GIVEN EXERCISE:
Leave out the pictures and restate the rest of the data exactly.

Data items
** begin **
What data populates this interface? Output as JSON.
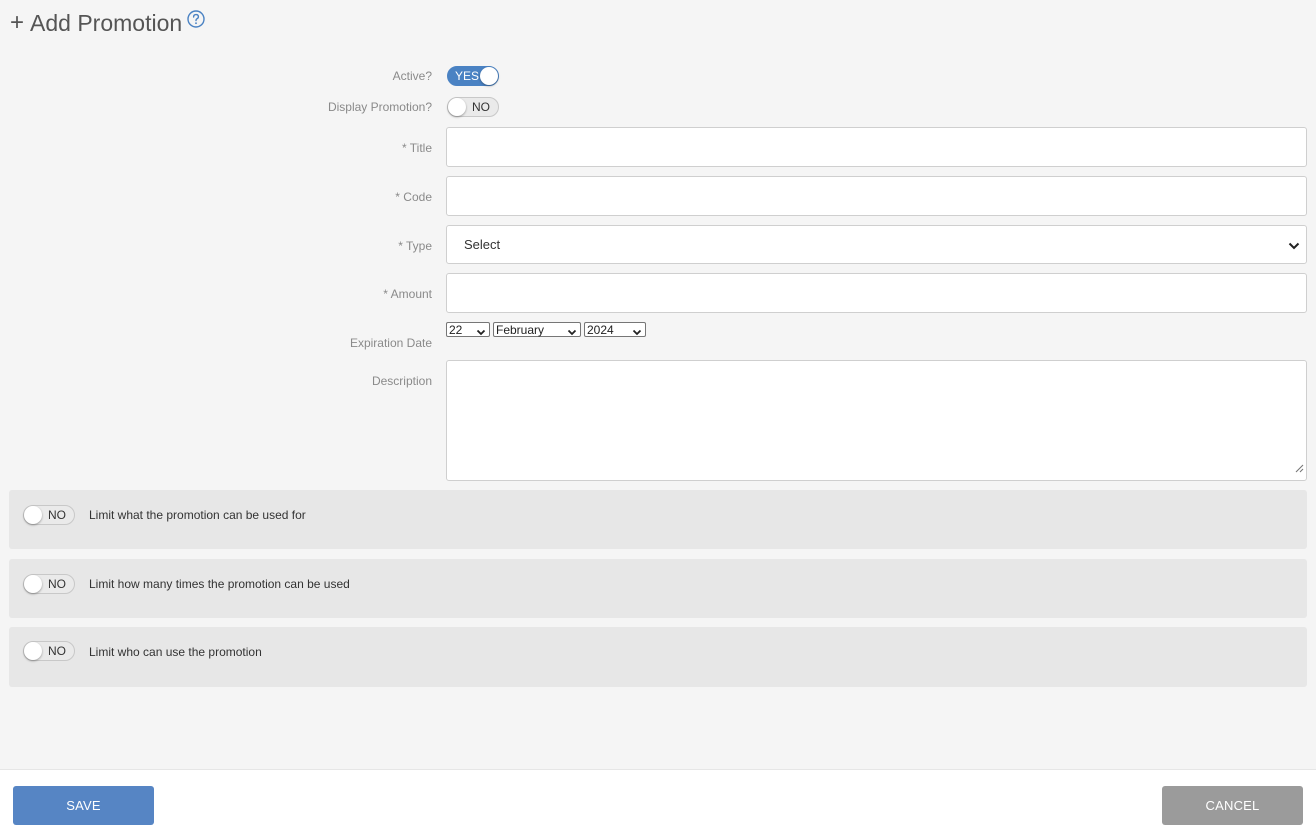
{
  "header": {
    "plus": "+",
    "title": "Add Promotion",
    "help_icon": "question-circle-icon"
  },
  "form": {
    "active": {
      "label": "Active?",
      "value": "YES",
      "on": true
    },
    "display_promotion": {
      "label": "Display Promotion?",
      "value": "NO",
      "on": false
    },
    "title": {
      "label": "* Title",
      "value": ""
    },
    "code": {
      "label": "* Code",
      "value": ""
    },
    "type": {
      "label": "* Type",
      "selected": "Select"
    },
    "amount": {
      "label": "* Amount",
      "value": ""
    },
    "expiration_date": {
      "label": "Expiration Date",
      "day": "22",
      "month": "February",
      "year": "2024"
    },
    "description": {
      "label": "Description",
      "value": ""
    }
  },
  "limits": [
    {
      "toggle": "NO",
      "label": "Limit what the promotion can be used for"
    },
    {
      "toggle": "NO",
      "label": "Limit how many times the promotion can be used"
    },
    {
      "toggle": "NO",
      "label": "Limit who can use the promotion"
    }
  ],
  "footer": {
    "save_label": "SAVE",
    "cancel_label": "CANCEL"
  },
  "colors": {
    "accent": "#4a82c3",
    "save": "#5685c4",
    "cancel": "#9b9b9b",
    "panel": "#e7e7e7",
    "background": "#f5f5f5"
  }
}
** end **
RESULT OF THIS TASK:
What data populates this interface? Output as JSON.
{
  "header": {
    "plus": "+",
    "title": "Add Promotion",
    "help_icon": "question-circle-icon"
  },
  "form": {
    "active": {
      "label": "Active?",
      "value": "YES",
      "on": true
    },
    "display_promotion": {
      "label": "Display Promotion?",
      "value": "NO",
      "on": false
    },
    "title": {
      "label": "* Title",
      "value": ""
    },
    "code": {
      "label": "* Code",
      "value": ""
    },
    "type": {
      "label": "* Type",
      "selected": "Select"
    },
    "amount": {
      "label": "* Amount",
      "value": ""
    },
    "expiration_date": {
      "label": "Expiration Date",
      "day": "22",
      "month": "February",
      "year": "2024"
    },
    "description": {
      "label": "Description",
      "value": ""
    }
  },
  "limits": [
    {
      "toggle": "NO",
      "label": "Limit what the promotion can be used for"
    },
    {
      "toggle": "NO",
      "label": "Limit how many times the promotion can be used"
    },
    {
      "toggle": "NO",
      "label": "Limit who can use the promotion"
    }
  ],
  "footer": {
    "save_label": "SAVE",
    "cancel_label": "CANCEL"
  },
  "colors": {
    "accent": "#4a82c3",
    "save": "#5685c4",
    "cancel": "#9b9b9b",
    "panel": "#e7e7e7",
    "background": "#f5f5f5"
  }
}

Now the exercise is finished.